**What the exercise asks**
Your task is to give the data again, exactly, with every line intact.

(Source data)
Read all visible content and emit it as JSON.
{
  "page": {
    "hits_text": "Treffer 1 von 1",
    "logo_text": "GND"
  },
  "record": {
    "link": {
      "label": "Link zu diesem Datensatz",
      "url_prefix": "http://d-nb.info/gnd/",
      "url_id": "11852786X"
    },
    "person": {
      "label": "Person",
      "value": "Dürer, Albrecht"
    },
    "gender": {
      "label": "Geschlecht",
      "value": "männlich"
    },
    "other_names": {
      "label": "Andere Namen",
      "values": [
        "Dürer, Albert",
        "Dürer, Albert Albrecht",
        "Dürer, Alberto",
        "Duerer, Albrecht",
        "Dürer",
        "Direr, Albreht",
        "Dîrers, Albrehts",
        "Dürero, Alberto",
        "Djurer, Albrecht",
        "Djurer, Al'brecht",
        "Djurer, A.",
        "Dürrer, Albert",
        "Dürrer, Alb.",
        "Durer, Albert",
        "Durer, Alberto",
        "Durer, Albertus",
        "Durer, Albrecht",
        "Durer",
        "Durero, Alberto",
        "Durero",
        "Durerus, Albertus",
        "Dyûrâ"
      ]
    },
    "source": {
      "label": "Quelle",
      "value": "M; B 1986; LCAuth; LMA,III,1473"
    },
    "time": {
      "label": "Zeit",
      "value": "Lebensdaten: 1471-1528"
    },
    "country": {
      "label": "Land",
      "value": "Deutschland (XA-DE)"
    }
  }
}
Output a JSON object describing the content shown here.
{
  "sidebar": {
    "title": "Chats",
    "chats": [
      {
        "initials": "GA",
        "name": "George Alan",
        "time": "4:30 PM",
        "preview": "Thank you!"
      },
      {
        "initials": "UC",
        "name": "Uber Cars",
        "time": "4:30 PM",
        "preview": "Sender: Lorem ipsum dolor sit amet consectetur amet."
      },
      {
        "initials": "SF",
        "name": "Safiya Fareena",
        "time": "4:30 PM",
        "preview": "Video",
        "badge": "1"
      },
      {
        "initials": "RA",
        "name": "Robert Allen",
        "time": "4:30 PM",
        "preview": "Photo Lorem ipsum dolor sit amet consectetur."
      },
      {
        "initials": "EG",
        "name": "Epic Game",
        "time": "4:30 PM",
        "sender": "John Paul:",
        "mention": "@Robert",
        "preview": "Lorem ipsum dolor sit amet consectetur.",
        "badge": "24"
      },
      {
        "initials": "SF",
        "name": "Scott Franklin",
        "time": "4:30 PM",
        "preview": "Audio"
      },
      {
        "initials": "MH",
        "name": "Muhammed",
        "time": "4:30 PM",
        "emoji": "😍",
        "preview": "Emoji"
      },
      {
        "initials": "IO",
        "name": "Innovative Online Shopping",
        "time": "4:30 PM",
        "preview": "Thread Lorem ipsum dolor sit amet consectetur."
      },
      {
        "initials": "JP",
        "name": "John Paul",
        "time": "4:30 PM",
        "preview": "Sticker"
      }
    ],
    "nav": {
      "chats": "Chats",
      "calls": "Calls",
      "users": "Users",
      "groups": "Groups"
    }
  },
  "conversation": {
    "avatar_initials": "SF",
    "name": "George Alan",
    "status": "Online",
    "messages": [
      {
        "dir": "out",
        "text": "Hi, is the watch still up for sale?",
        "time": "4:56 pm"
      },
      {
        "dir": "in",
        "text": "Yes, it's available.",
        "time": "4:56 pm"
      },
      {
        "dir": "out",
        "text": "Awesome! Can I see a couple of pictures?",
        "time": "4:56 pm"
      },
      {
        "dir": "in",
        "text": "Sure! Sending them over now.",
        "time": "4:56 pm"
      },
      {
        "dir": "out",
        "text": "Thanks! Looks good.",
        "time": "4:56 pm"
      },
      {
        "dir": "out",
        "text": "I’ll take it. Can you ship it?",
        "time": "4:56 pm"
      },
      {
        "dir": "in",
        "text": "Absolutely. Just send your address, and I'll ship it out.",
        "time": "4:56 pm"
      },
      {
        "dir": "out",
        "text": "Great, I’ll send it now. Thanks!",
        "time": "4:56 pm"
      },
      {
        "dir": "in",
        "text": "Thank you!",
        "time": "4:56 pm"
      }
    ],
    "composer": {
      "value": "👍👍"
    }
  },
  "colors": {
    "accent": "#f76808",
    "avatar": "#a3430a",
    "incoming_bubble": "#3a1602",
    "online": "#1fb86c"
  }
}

**Result of this task**
Read all visible content and emit it as JSON.
{
  "page": {
    "hits_text": "Treffer 1 von 1",
    "logo_text": "GND"
  },
  "record": {
    "link": {
      "label": "Link zu diesem Datensatz",
      "url_prefix": "http://d-nb.info/gnd/",
      "url_id": "11852786X"
    },
    "person": {
      "label": "Person",
      "value": "Dürer, Albrecht"
    },
    "gender": {
      "label": "Geschlecht",
      "value": "männlich"
    },
    "other_names": {
      "label": "Andere Namen",
      "values": [
        "Dürer, Albert",
        "Dürer, Albert Albrecht",
        "Dürer, Alberto",
        "Duerer, Albrecht",
        "Dürer",
        "Direr, Albreht",
        "Dîrers, Albrehts",
        "Dürero, Alberto",
        "Djurer, Albrecht",
        "Djurer, Al'brecht",
        "Djurer, A.",
        "Dürrer, Albert",
        "Dürrer, Alb.",
        "Durer, Albert",
        "Durer, Alberto",
        "Durer, Albertus",
        "Durer, Albrecht",
        "Durer",
        "Durero, Alberto",
        "Durero",
        "Durerus, Albertus",
        "Dyûrâ"
      ]
    },
    "source": {
      "label": "Quelle",
      "value": "M; B 1986; LCAuth; LMA,III,1473"
    },
    "time": {
      "label": "Zeit",
      "value": "Lebensdaten: 1471-1528"
    },
    "country": {
      "label": "Land",
      "value": "Deutschland (XA-DE)"
    }
  }
}
Output a JSON object describing the content shown here.
{
  "sidebar": {
    "title": "Chats",
    "chats": [
      {
        "initials": "GA",
        "name": "George Alan",
        "time": "4:30 PM",
        "preview": "Thank you!"
      },
      {
        "initials": "UC",
        "name": "Uber Cars",
        "time": "4:30 PM",
        "preview": "Sender: Lorem ipsum dolor sit amet consectetur amet."
      },
      {
        "initials": "SF",
        "name": "Safiya Fareena",
        "time": "4:30 PM",
        "preview": "Video",
        "badge": "1"
      },
      {
        "initials": "RA",
        "name": "Robert Allen",
        "time": "4:30 PM",
        "preview": "Photo Lorem ipsum dolor sit amet consectetur."
      },
      {
        "initials": "EG",
        "name": "Epic Game",
        "time": "4:30 PM",
        "sender": "John Paul:",
        "mention": "@Robert",
        "preview": "Lorem ipsum dolor sit amet consectetur.",
        "badge": "24"
      },
      {
        "initials": "SF",
        "name": "Scott Franklin",
        "time": "4:30 PM",
        "preview": "Audio"
      },
      {
        "initials": "MH",
        "name": "Muhammed",
        "time": "4:30 PM",
        "emoji": "😍",
        "preview": "Emoji"
      },
      {
        "initials": "IO",
        "name": "Innovative Online Shopping",
        "time": "4:30 PM",
        "preview": "Thread Lorem ipsum dolor sit amet consectetur."
      },
      {
        "initials": "JP",
        "name": "John Paul",
        "time": "4:30 PM",
        "preview": "Sticker"
      }
    ],
    "nav": {
      "chats": "Chats",
      "calls": "Calls",
      "users": "Users",
      "groups": "Groups"
    }
  },
  "conversation": {
    "avatar_initials": "SF",
    "name": "George Alan",
    "status": "Online",
    "messages": [
      {
        "dir": "out",
        "text": "Hi, is the watch still up for sale?",
        "time": "4:56 pm"
      },
      {
        "dir": "in",
        "text": "Yes, it's available.",
        "time": "4:56 pm"
      },
      {
        "dir": "out",
        "text": "Awesome! Can I see a couple of pictures?",
        "time": "4:56 pm"
      },
      {
        "dir": "in",
        "text": "Sure! Sending them over now.",
        "time": "4:56 pm"
      },
      {
        "dir": "out",
        "text": "Thanks! Looks good.",
        "time": "4:56 pm"
      },
      {
        "dir": "out",
        "text": "I’ll take it. Can you ship it?",
        "time": "4:56 pm"
      },
      {
        "dir": "in",
        "text": "Absolutely. Just send your address, and I'll ship it out.",
        "time": "4:56 pm"
      },
      {
        "dir": "out",
        "text": "Great, I’ll send it now. Thanks!",
        "time": "4:56 pm"
      },
      {
        "dir": "in",
        "text": "Thank you!",
        "time": "4:56 pm"
      }
    ],
    "composer": {
      "value": "👍👍"
    }
  },
  "colors": {
    "accent": "#f76808",
    "avatar": "#a3430a",
    "incoming_bubble": "#3a1602",
    "online": "#1fb86c"
  }
}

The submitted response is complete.